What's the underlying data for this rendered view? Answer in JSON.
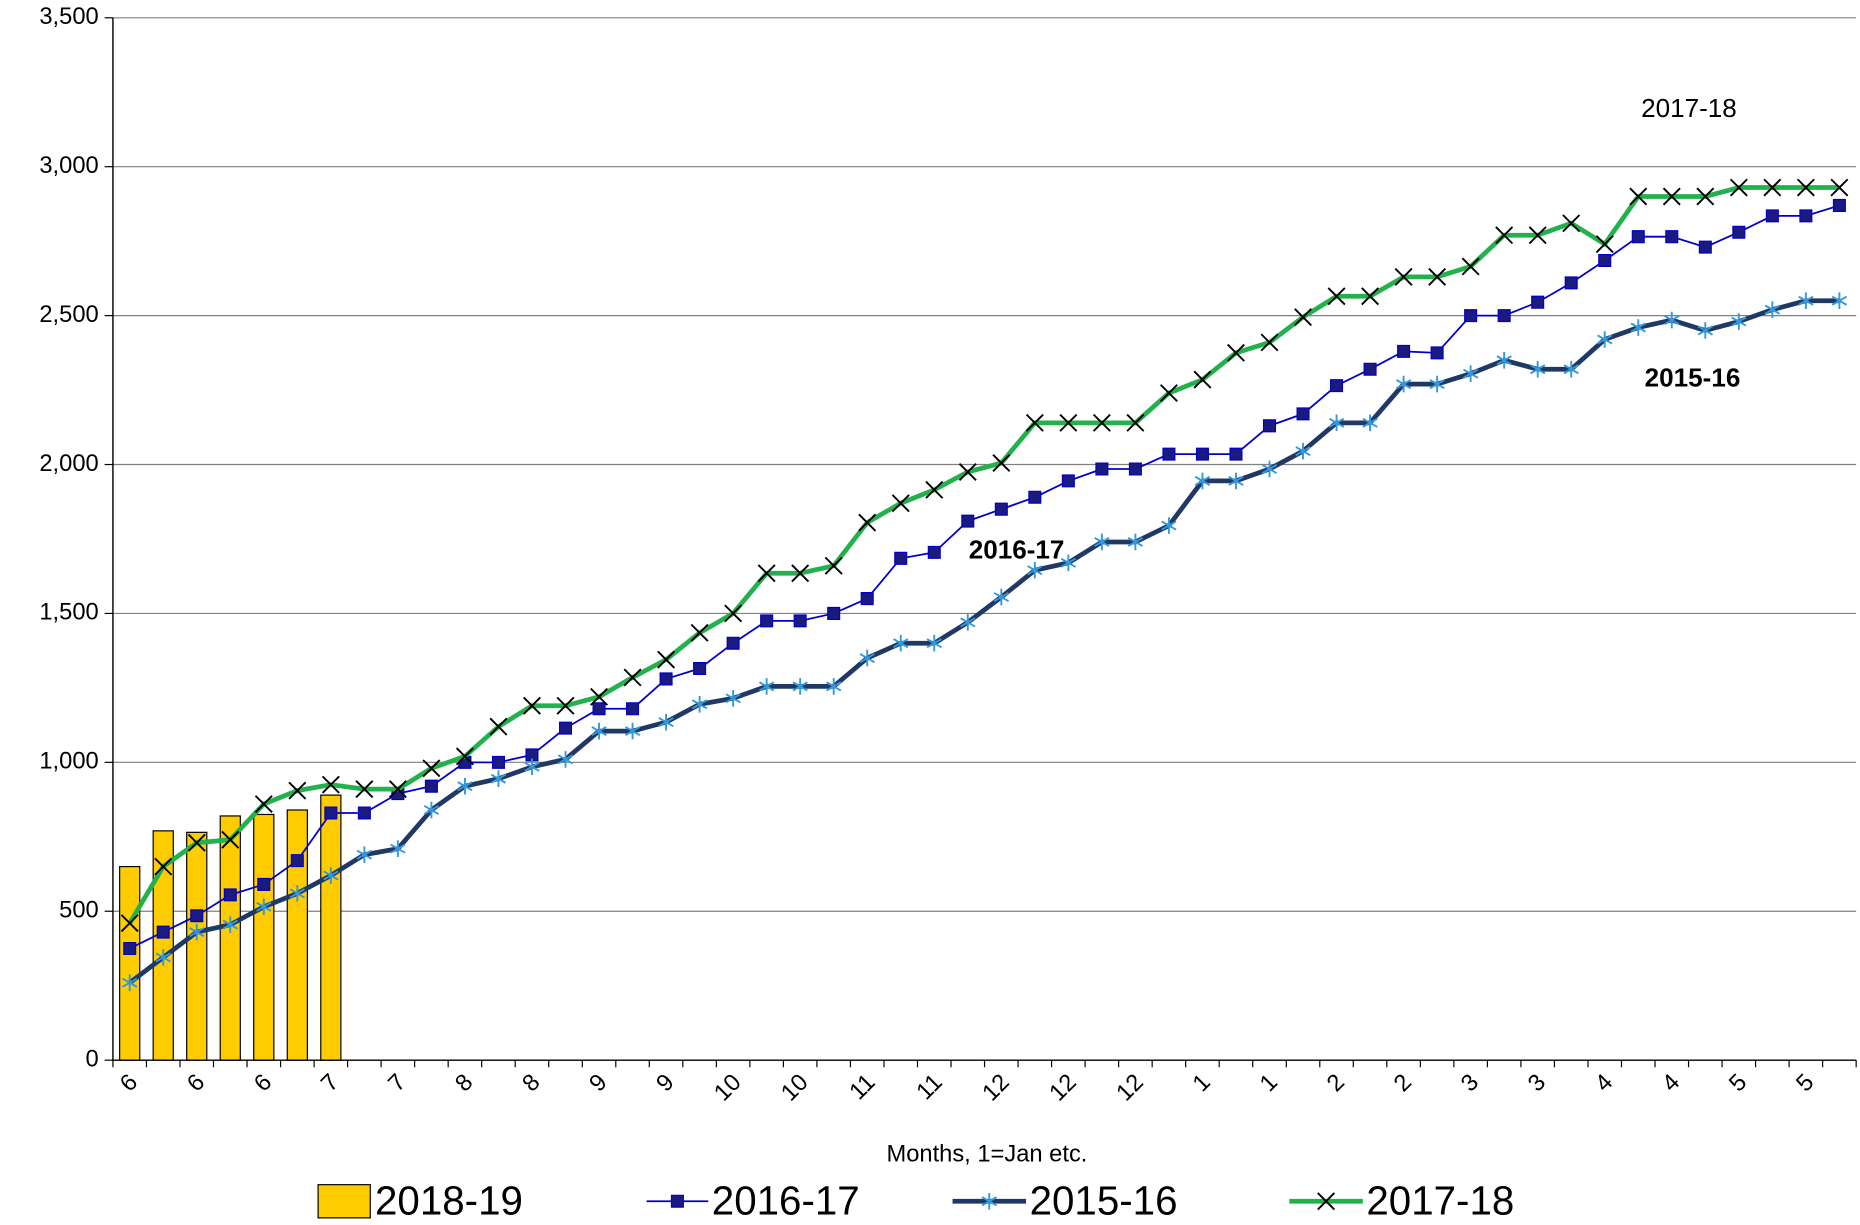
{
  "chart_data": {
    "type": "combo",
    "x_label": "Months, 1=Jan etc.",
    "categories": [
      "6",
      null,
      "6",
      null,
      "6",
      null,
      "7",
      null,
      "7",
      null,
      "8",
      null,
      "8",
      null,
      "9",
      null,
      "9",
      null,
      "10",
      null,
      "10",
      null,
      "11",
      null,
      "11",
      null,
      "12",
      null,
      "12",
      null,
      "12",
      null,
      "1",
      null,
      "1",
      null,
      "2",
      null,
      "2",
      null,
      "3",
      null,
      "3",
      null,
      "4",
      null,
      "4",
      null,
      "5",
      null,
      "5",
      null
    ],
    "ylim": [
      0,
      3500
    ],
    "yticks": [
      0,
      500,
      {
        "value": 1000,
        "label": "1,000"
      },
      {
        "value": 1500,
        "label": "1,500"
      },
      {
        "value": 2000,
        "label": "2,000"
      },
      {
        "value": 2500,
        "label": "2,500"
      },
      {
        "value": 3000,
        "label": "3,000"
      },
      {
        "value": 3500,
        "label": "3,500"
      }
    ],
    "grid": true,
    "legend": "bottom",
    "series": [
      {
        "name": "2018-19",
        "type": "bar",
        "color": "#ffcc00",
        "values": [
          650,
          770,
          765,
          820,
          825,
          840,
          890,
          null,
          null,
          null,
          null,
          null,
          null,
          null,
          null,
          null,
          null,
          null,
          null,
          null,
          null,
          null,
          null,
          null,
          null,
          null,
          null,
          null,
          null,
          null,
          null,
          null,
          null,
          null,
          null,
          null,
          null,
          null,
          null,
          null,
          null,
          null,
          null,
          null,
          null,
          null,
          null,
          null,
          null,
          null,
          null,
          null
        ]
      },
      {
        "name": "2016-17",
        "type": "line",
        "color": "#0000cc",
        "marker": "square",
        "marker_color": "#1a1a80",
        "values": [
          375,
          430,
          485,
          555,
          590,
          670,
          830,
          830,
          895,
          920,
          1000,
          1000,
          1025,
          1115,
          1180,
          1180,
          1280,
          1315,
          1400,
          1475,
          1475,
          1500,
          1550,
          1685,
          1705,
          1810,
          1850,
          1890,
          1945,
          1985,
          1985,
          2035,
          2035,
          2035,
          2130,
          2170,
          2265,
          2320,
          2380,
          2375,
          2500,
          2500,
          2545,
          2610,
          2685,
          2765,
          2765,
          2730,
          2780,
          2835,
          2835,
          2870
        ]
      },
      {
        "name": "2015-16",
        "type": "line",
        "color": "#1f3864",
        "marker": "asterisk",
        "marker_color": "#3399dd",
        "values": [
          260,
          345,
          430,
          455,
          515,
          560,
          620,
          690,
          710,
          840,
          920,
          945,
          985,
          1010,
          1105,
          1105,
          1135,
          1195,
          1215,
          1255,
          1255,
          1255,
          1350,
          1400,
          1400,
          1470,
          1555,
          1645,
          1670,
          1740,
          1740,
          1795,
          1945,
          1945,
          1985,
          2045,
          2140,
          2140,
          2270,
          2270,
          2305,
          2350,
          2320,
          2320,
          2420,
          2460,
          2485,
          2450,
          2480,
          2520,
          2550,
          2550
        ]
      },
      {
        "name": "2017-18",
        "type": "line",
        "color": "#22b14c",
        "marker": "x",
        "marker_color": "#000000",
        "values": [
          460,
          650,
          730,
          740,
          860,
          905,
          925,
          910,
          910,
          980,
          1020,
          1120,
          1190,
          1190,
          1220,
          1285,
          1345,
          1435,
          1500,
          1635,
          1635,
          1660,
          1805,
          1870,
          1915,
          1975,
          2005,
          2140,
          2140,
          2140,
          2140,
          2240,
          2285,
          2375,
          2410,
          2495,
          2565,
          2565,
          2630,
          2630,
          2665,
          2770,
          2770,
          2810,
          2740,
          2900,
          2900,
          2900,
          2930,
          2930,
          2930,
          2930
        ]
      }
    ],
    "annotations": [
      "2017-18",
      "2016-17",
      "2015-16"
    ]
  }
}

EXERCISE OBJECTIVE
Copy the material above in full and exactly, skipping pictures.

TASK RESPONSE
What's the underlying data for this rendered view? Answer in JSON.
{
  "chart_data": {
    "type": "combo",
    "x_label": "Months, 1=Jan etc.",
    "categories": [
      "6",
      null,
      "6",
      null,
      "6",
      null,
      "7",
      null,
      "7",
      null,
      "8",
      null,
      "8",
      null,
      "9",
      null,
      "9",
      null,
      "10",
      null,
      "10",
      null,
      "11",
      null,
      "11",
      null,
      "12",
      null,
      "12",
      null,
      "12",
      null,
      "1",
      null,
      "1",
      null,
      "2",
      null,
      "2",
      null,
      "3",
      null,
      "3",
      null,
      "4",
      null,
      "4",
      null,
      "5",
      null,
      "5",
      null
    ],
    "ylim": [
      0,
      3500
    ],
    "yticks": [
      0,
      500,
      {
        "value": 1000,
        "label": "1,000"
      },
      {
        "value": 1500,
        "label": "1,500"
      },
      {
        "value": 2000,
        "label": "2,000"
      },
      {
        "value": 2500,
        "label": "2,500"
      },
      {
        "value": 3000,
        "label": "3,000"
      },
      {
        "value": 3500,
        "label": "3,500"
      }
    ],
    "grid": true,
    "legend": "bottom",
    "series": [
      {
        "name": "2018-19",
        "type": "bar",
        "color": "#ffcc00",
        "values": [
          650,
          770,
          765,
          820,
          825,
          840,
          890,
          null,
          null,
          null,
          null,
          null,
          null,
          null,
          null,
          null,
          null,
          null,
          null,
          null,
          null,
          null,
          null,
          null,
          null,
          null,
          null,
          null,
          null,
          null,
          null,
          null,
          null,
          null,
          null,
          null,
          null,
          null,
          null,
          null,
          null,
          null,
          null,
          null,
          null,
          null,
          null,
          null,
          null,
          null,
          null,
          null
        ]
      },
      {
        "name": "2016-17",
        "type": "line",
        "color": "#0000cc",
        "marker": "square",
        "marker_color": "#1a1a80",
        "values": [
          375,
          430,
          485,
          555,
          590,
          670,
          830,
          830,
          895,
          920,
          1000,
          1000,
          1025,
          1115,
          1180,
          1180,
          1280,
          1315,
          1400,
          1475,
          1475,
          1500,
          1550,
          1685,
          1705,
          1810,
          1850,
          1890,
          1945,
          1985,
          1985,
          2035,
          2035,
          2035,
          2130,
          2170,
          2265,
          2320,
          2380,
          2375,
          2500,
          2500,
          2545,
          2610,
          2685,
          2765,
          2765,
          2730,
          2780,
          2835,
          2835,
          2870
        ]
      },
      {
        "name": "2015-16",
        "type": "line",
        "color": "#1f3864",
        "marker": "asterisk",
        "marker_color": "#3399dd",
        "values": [
          260,
          345,
          430,
          455,
          515,
          560,
          620,
          690,
          710,
          840,
          920,
          945,
          985,
          1010,
          1105,
          1105,
          1135,
          1195,
          1215,
          1255,
          1255,
          1255,
          1350,
          1400,
          1400,
          1470,
          1555,
          1645,
          1670,
          1740,
          1740,
          1795,
          1945,
          1945,
          1985,
          2045,
          2140,
          2140,
          2270,
          2270,
          2305,
          2350,
          2320,
          2320,
          2420,
          2460,
          2485,
          2450,
          2480,
          2520,
          2550,
          2550
        ]
      },
      {
        "name": "2017-18",
        "type": "line",
        "color": "#22b14c",
        "marker": "x",
        "marker_color": "#000000",
        "values": [
          460,
          650,
          730,
          740,
          860,
          905,
          925,
          910,
          910,
          980,
          1020,
          1120,
          1190,
          1190,
          1220,
          1285,
          1345,
          1435,
          1500,
          1635,
          1635,
          1660,
          1805,
          1870,
          1915,
          1975,
          2005,
          2140,
          2140,
          2140,
          2140,
          2240,
          2285,
          2375,
          2410,
          2495,
          2565,
          2565,
          2630,
          2630,
          2665,
          2770,
          2770,
          2810,
          2740,
          2900,
          2900,
          2900,
          2930,
          2930,
          2930,
          2930
        ]
      }
    ],
    "annotations": [
      "2017-18",
      "2016-17",
      "2015-16"
    ]
  }
}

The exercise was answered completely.